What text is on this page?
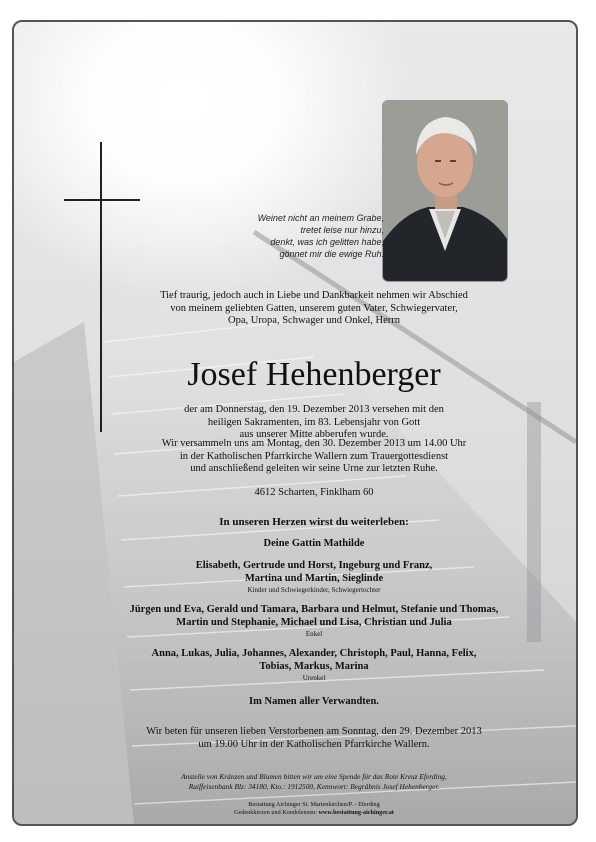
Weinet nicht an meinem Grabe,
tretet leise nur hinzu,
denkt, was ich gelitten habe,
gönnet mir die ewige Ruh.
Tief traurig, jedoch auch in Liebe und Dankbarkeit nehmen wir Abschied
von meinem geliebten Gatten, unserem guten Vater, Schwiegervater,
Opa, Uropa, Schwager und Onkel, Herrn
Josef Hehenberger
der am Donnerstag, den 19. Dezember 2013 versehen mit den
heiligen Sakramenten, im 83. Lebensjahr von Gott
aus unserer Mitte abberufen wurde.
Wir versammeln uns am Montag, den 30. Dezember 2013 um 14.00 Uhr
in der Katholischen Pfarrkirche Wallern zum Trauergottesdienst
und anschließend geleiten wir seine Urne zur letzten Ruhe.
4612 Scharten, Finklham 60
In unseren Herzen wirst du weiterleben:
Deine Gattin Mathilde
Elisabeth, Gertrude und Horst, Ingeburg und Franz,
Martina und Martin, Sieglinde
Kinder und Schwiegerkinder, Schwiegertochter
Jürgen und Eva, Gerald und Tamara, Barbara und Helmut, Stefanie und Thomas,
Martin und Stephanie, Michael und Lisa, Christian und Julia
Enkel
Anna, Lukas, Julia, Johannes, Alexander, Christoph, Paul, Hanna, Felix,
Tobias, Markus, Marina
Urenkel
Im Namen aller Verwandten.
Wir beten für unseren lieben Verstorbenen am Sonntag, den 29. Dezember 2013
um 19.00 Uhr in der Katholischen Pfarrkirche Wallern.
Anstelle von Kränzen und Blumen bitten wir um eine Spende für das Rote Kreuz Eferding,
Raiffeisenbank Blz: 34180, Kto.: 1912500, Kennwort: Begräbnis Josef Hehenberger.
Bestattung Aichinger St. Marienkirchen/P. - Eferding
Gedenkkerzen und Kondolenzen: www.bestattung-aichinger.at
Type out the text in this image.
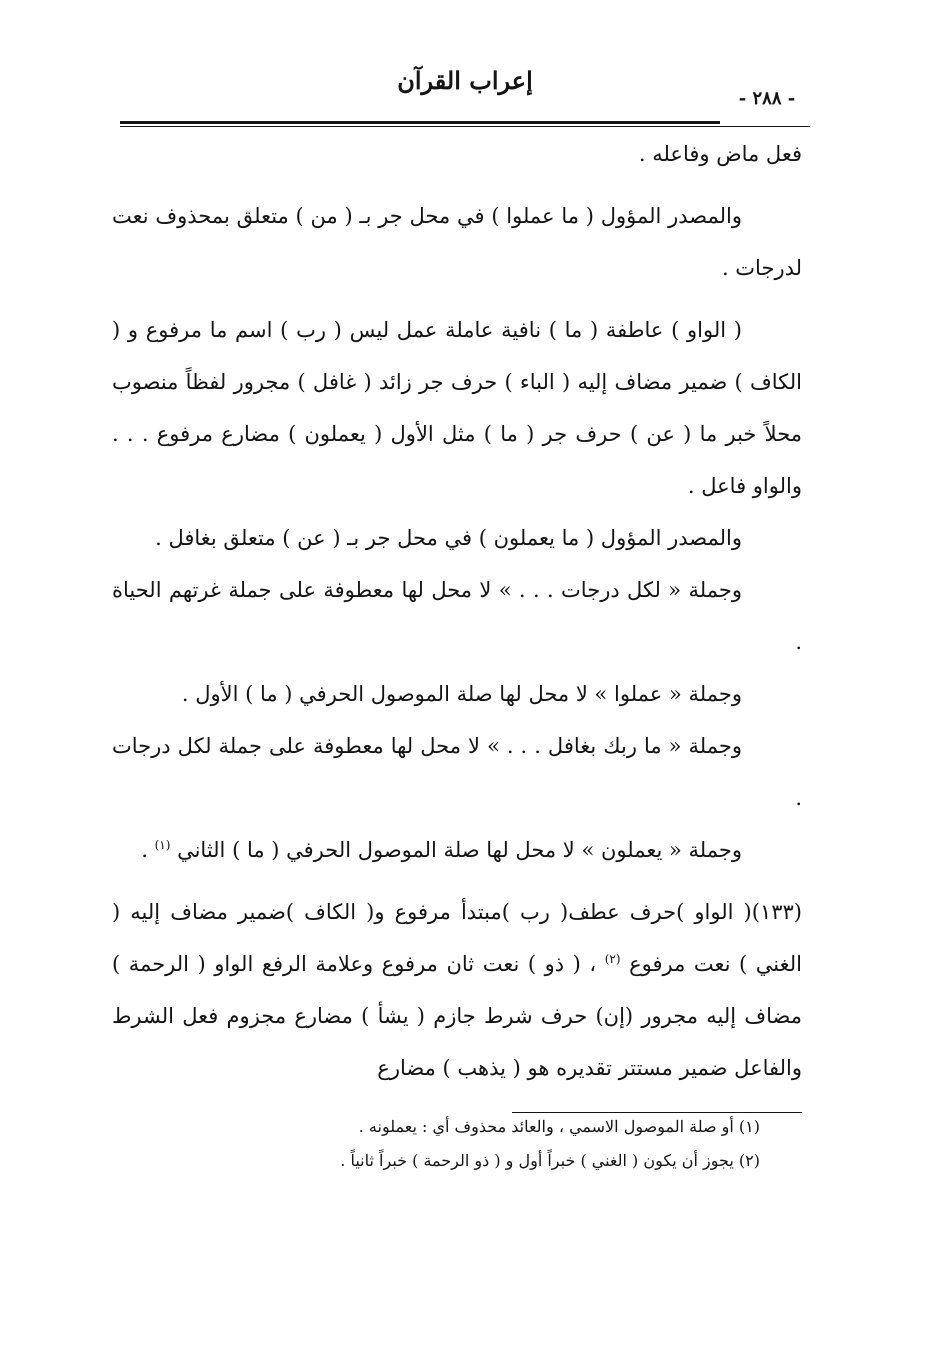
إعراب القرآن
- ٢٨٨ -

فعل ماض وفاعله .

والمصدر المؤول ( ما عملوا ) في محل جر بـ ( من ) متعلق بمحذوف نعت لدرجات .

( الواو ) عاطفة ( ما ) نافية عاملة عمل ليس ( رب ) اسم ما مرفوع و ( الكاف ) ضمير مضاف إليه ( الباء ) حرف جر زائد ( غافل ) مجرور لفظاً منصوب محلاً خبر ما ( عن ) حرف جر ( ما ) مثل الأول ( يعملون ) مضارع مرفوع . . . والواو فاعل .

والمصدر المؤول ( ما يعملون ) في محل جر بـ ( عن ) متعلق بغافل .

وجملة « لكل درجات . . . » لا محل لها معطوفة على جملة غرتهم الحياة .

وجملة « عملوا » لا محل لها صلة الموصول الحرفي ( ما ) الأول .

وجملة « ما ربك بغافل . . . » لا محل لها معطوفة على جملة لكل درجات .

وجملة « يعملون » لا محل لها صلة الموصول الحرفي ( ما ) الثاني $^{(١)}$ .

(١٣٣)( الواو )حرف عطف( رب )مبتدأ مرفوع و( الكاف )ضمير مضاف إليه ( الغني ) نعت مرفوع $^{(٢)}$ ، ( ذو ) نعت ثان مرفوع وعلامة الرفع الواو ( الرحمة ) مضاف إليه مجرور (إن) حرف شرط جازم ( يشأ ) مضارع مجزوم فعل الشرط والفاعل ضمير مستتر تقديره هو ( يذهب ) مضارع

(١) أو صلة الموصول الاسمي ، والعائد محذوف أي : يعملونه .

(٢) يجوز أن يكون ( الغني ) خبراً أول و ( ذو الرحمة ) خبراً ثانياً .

--

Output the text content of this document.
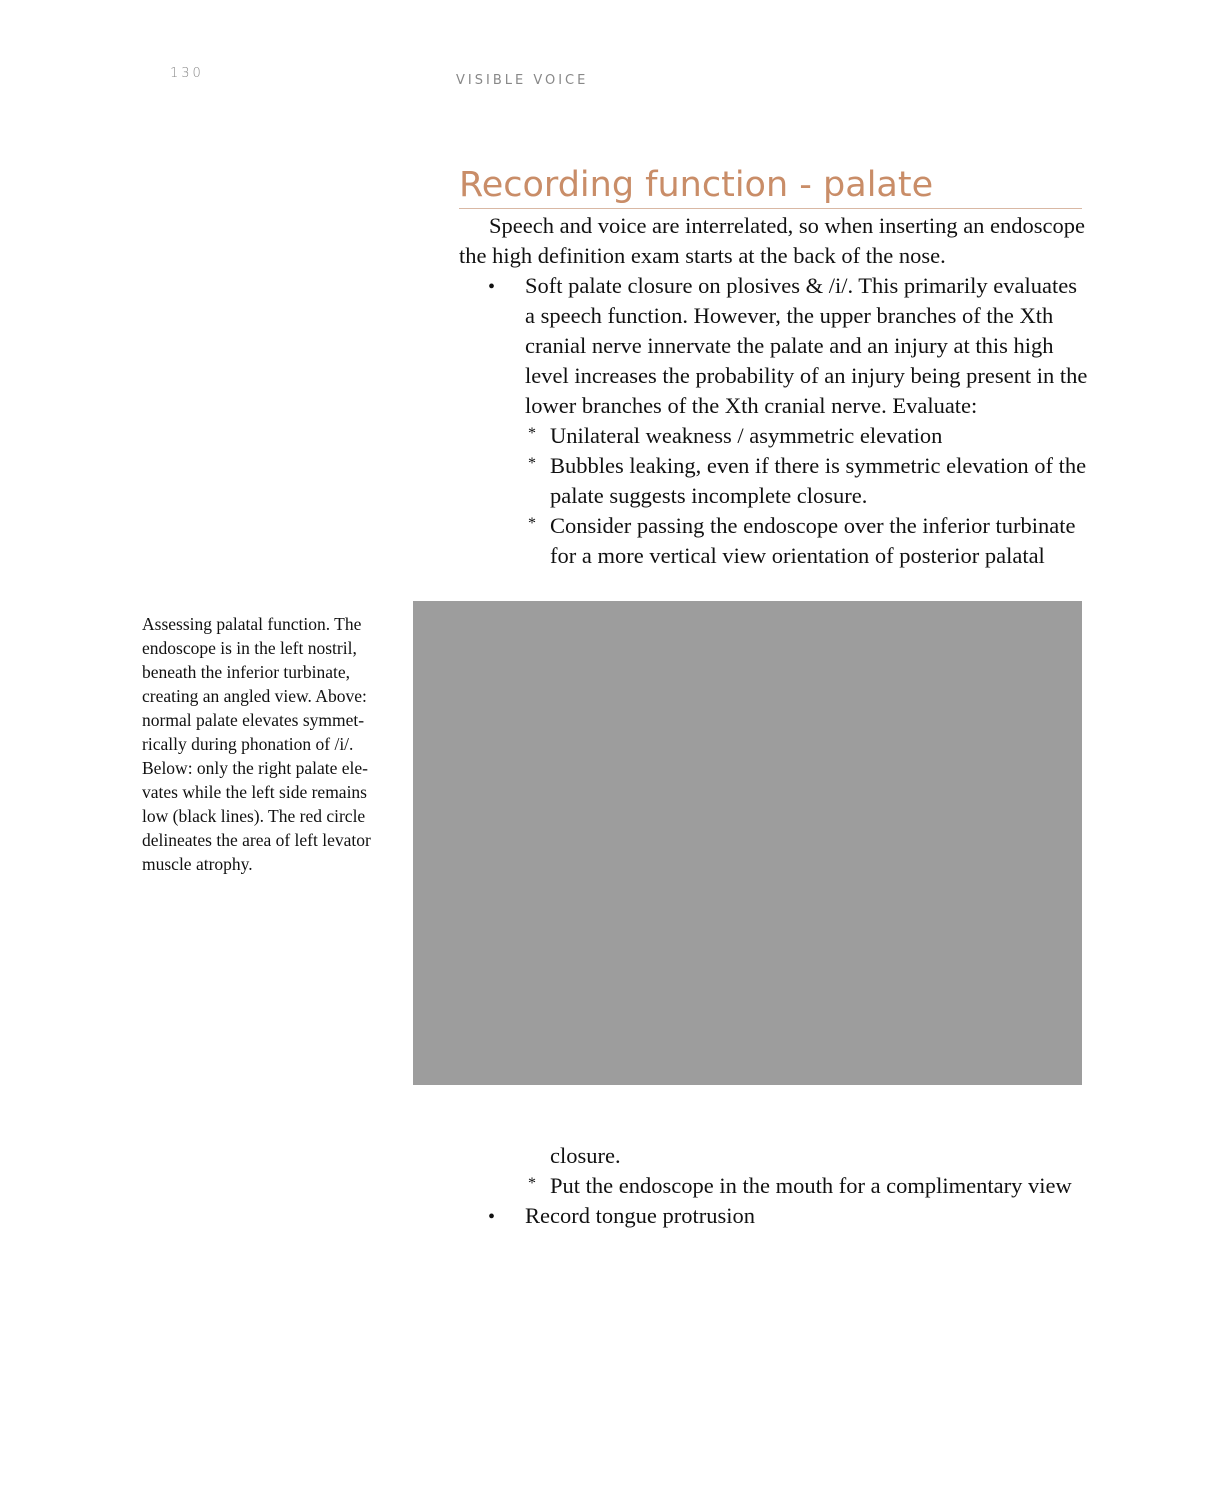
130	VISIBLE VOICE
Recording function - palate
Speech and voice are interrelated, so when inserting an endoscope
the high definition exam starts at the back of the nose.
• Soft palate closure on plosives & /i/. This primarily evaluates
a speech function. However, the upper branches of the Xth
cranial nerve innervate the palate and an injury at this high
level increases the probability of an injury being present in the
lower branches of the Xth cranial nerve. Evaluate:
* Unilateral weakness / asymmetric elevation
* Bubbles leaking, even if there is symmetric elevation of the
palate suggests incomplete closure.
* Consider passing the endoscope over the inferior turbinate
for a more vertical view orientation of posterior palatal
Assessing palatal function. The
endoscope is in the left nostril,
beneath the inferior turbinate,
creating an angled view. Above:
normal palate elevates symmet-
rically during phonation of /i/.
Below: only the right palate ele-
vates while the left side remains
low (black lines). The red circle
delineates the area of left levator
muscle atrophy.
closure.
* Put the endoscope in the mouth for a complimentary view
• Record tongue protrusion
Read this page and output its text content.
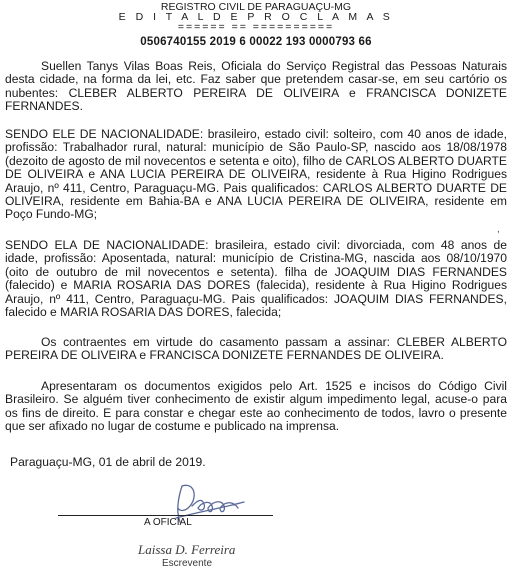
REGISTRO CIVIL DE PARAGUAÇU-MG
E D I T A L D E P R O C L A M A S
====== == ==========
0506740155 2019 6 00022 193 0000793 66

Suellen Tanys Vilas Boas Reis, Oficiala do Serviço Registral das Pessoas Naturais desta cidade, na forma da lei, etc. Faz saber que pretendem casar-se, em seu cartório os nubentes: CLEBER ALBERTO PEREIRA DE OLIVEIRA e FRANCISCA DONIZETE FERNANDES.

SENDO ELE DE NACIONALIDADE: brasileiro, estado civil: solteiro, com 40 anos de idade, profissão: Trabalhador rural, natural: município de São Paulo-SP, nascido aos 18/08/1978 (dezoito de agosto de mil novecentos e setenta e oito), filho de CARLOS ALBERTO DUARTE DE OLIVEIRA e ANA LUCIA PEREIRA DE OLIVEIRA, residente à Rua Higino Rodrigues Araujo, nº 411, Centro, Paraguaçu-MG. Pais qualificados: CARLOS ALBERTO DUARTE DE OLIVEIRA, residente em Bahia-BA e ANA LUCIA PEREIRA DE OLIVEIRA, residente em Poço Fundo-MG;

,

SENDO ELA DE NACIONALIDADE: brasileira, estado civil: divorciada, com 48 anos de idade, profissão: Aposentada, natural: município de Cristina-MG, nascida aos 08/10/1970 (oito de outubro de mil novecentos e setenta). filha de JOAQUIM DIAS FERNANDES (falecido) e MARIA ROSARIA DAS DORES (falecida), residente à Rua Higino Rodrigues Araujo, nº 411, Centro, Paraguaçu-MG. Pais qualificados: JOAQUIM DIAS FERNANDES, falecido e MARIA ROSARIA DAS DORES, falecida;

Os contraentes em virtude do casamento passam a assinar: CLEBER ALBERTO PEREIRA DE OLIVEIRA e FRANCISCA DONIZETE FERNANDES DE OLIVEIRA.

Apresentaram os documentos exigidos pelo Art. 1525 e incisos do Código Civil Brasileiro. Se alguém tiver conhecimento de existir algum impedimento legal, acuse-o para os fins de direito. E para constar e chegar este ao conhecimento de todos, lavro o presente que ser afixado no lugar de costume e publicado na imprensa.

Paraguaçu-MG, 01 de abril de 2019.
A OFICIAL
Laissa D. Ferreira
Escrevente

---

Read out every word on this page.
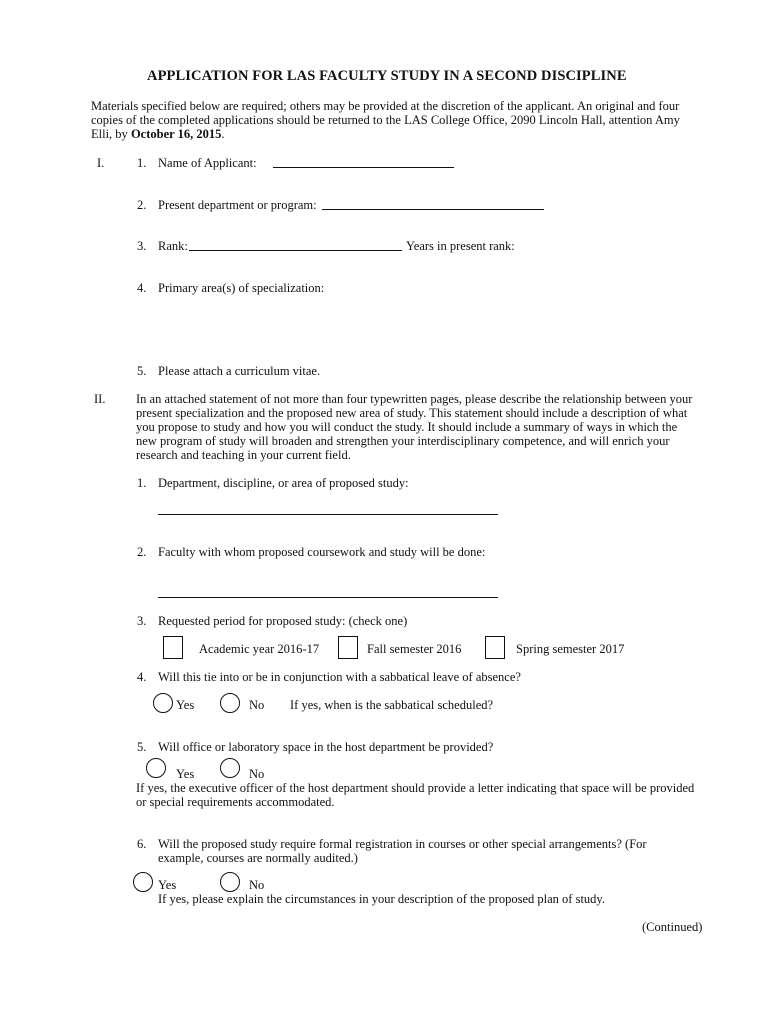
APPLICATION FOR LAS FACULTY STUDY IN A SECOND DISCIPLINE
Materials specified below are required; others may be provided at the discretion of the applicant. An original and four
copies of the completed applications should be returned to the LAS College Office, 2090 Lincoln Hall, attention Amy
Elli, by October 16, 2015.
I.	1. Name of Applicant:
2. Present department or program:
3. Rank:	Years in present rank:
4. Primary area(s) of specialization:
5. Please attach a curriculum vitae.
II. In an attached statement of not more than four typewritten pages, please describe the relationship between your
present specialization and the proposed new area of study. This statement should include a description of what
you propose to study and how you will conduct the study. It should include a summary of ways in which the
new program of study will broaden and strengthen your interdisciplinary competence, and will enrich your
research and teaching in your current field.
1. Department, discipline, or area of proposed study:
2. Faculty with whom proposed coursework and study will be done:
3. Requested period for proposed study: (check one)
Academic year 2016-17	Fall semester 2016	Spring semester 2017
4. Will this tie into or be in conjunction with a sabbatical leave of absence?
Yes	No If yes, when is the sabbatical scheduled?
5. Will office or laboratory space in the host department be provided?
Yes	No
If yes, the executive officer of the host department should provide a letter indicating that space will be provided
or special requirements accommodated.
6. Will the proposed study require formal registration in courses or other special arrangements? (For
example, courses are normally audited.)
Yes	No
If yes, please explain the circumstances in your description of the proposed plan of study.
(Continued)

● WHAT THE EXERCISE ASKS
Give solely the number of lines in the data that contain the string "مجرور".

● EXPECTED ANSWER
2